* Stated problem *
Reproduce the listing below exactly, minus its pictures.

[Begin Material for this task]

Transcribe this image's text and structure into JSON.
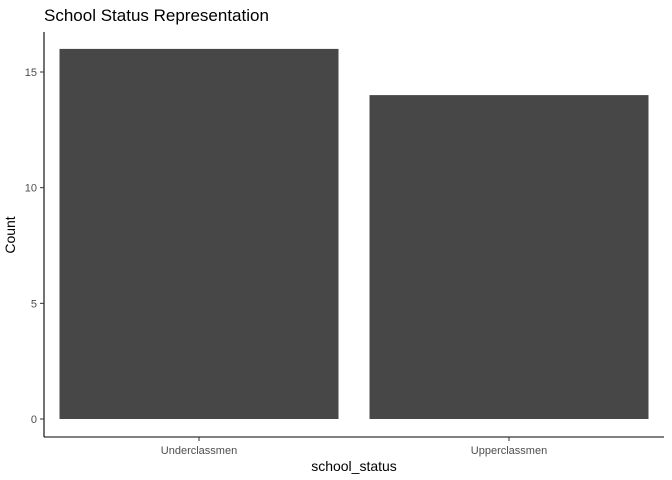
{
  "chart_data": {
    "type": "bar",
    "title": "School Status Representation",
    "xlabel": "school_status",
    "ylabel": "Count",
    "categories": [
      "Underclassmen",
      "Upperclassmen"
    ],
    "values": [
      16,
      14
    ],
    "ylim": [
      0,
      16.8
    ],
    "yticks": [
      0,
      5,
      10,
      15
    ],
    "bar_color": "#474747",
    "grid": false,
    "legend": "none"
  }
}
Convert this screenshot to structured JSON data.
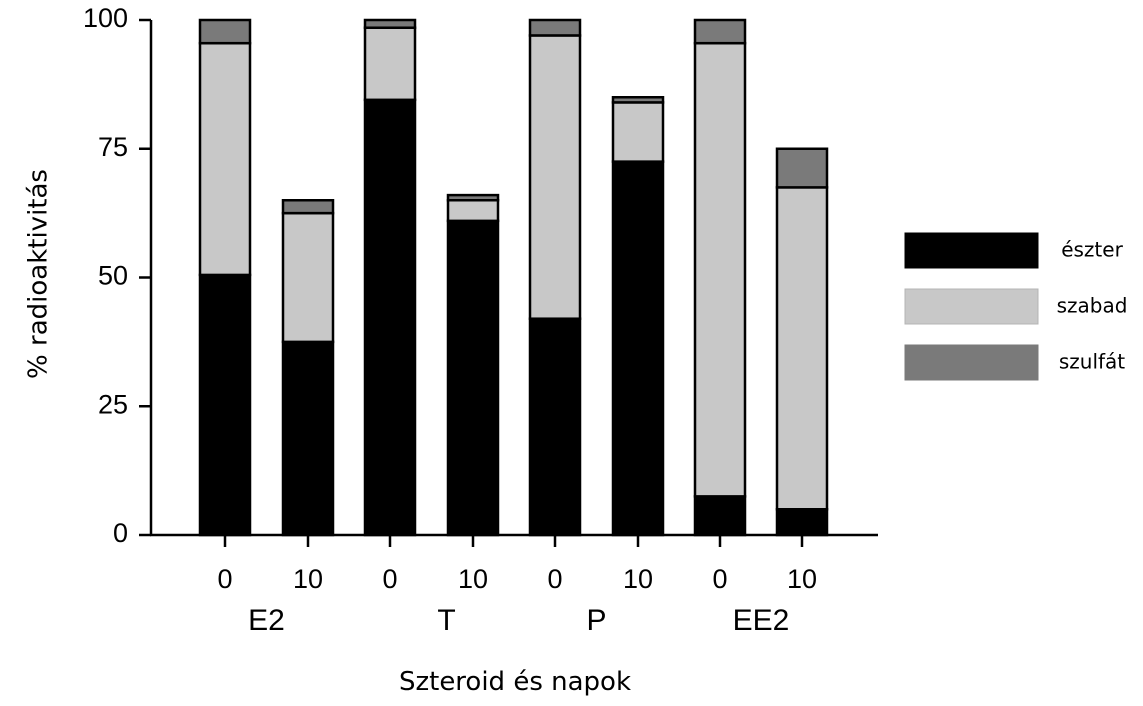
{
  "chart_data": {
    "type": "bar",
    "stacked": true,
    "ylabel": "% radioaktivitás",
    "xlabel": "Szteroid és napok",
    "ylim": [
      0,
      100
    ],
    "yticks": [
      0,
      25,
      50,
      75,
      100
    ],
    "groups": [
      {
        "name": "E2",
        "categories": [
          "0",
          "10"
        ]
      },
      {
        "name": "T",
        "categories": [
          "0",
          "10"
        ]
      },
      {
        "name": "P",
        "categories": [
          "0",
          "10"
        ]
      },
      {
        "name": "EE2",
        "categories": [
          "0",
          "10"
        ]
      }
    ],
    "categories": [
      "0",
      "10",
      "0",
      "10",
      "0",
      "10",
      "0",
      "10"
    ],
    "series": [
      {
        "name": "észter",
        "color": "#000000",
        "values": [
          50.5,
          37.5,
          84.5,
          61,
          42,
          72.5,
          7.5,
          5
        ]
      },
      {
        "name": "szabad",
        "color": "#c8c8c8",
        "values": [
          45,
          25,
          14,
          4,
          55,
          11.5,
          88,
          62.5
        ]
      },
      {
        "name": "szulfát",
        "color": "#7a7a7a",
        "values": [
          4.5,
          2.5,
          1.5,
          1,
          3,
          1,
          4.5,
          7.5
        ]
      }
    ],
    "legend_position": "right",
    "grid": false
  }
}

[End Material for this task]

* The result *
Transcribe this image's text and structure into JSON.
{
  "chart_data": {
    "type": "bar",
    "title": "School Status Representation",
    "xlabel": "school_status",
    "ylabel": "Count",
    "categories": [
      "Underclassmen",
      "Upperclassmen"
    ],
    "values": [
      16,
      14
    ],
    "ylim": [
      0,
      16.8
    ],
    "yticks": [
      0,
      5,
      10,
      15
    ],
    "bar_color": "#474747",
    "grid": false,
    "legend": "none"
  }
}
Convert this screenshot to structured JSON data.
{
  "chart_data": {
    "type": "bar",
    "stacked": true,
    "ylabel": "% radioaktivitás",
    "xlabel": "Szteroid és napok",
    "ylim": [
      0,
      100
    ],
    "yticks": [
      0,
      25,
      50,
      75,
      100
    ],
    "groups": [
      {
        "name": "E2",
        "categories": [
          "0",
          "10"
        ]
      },
      {
        "name": "T",
        "categories": [
          "0",
          "10"
        ]
      },
      {
        "name": "P",
        "categories": [
          "0",
          "10"
        ]
      },
      {
        "name": "EE2",
        "categories": [
          "0",
          "10"
        ]
      }
    ],
    "categories": [
      "0",
      "10",
      "0",
      "10",
      "0",
      "10",
      "0",
      "10"
    ],
    "series": [
      {
        "name": "észter",
        "color": "#000000",
        "values": [
          50.5,
          37.5,
          84.5,
          61,
          42,
          72.5,
          7.5,
          5
        ]
      },
      {
        "name": "szabad",
        "color": "#c8c8c8",
        "values": [
          45,
          25,
          14,
          4,
          55,
          11.5,
          88,
          62.5
        ]
      },
      {
        "name": "szulfát",
        "color": "#7a7a7a",
        "values": [
          4.5,
          2.5,
          1.5,
          1,
          3,
          1,
          4.5,
          7.5
        ]
      }
    ],
    "legend_position": "right",
    "grid": false
  }
}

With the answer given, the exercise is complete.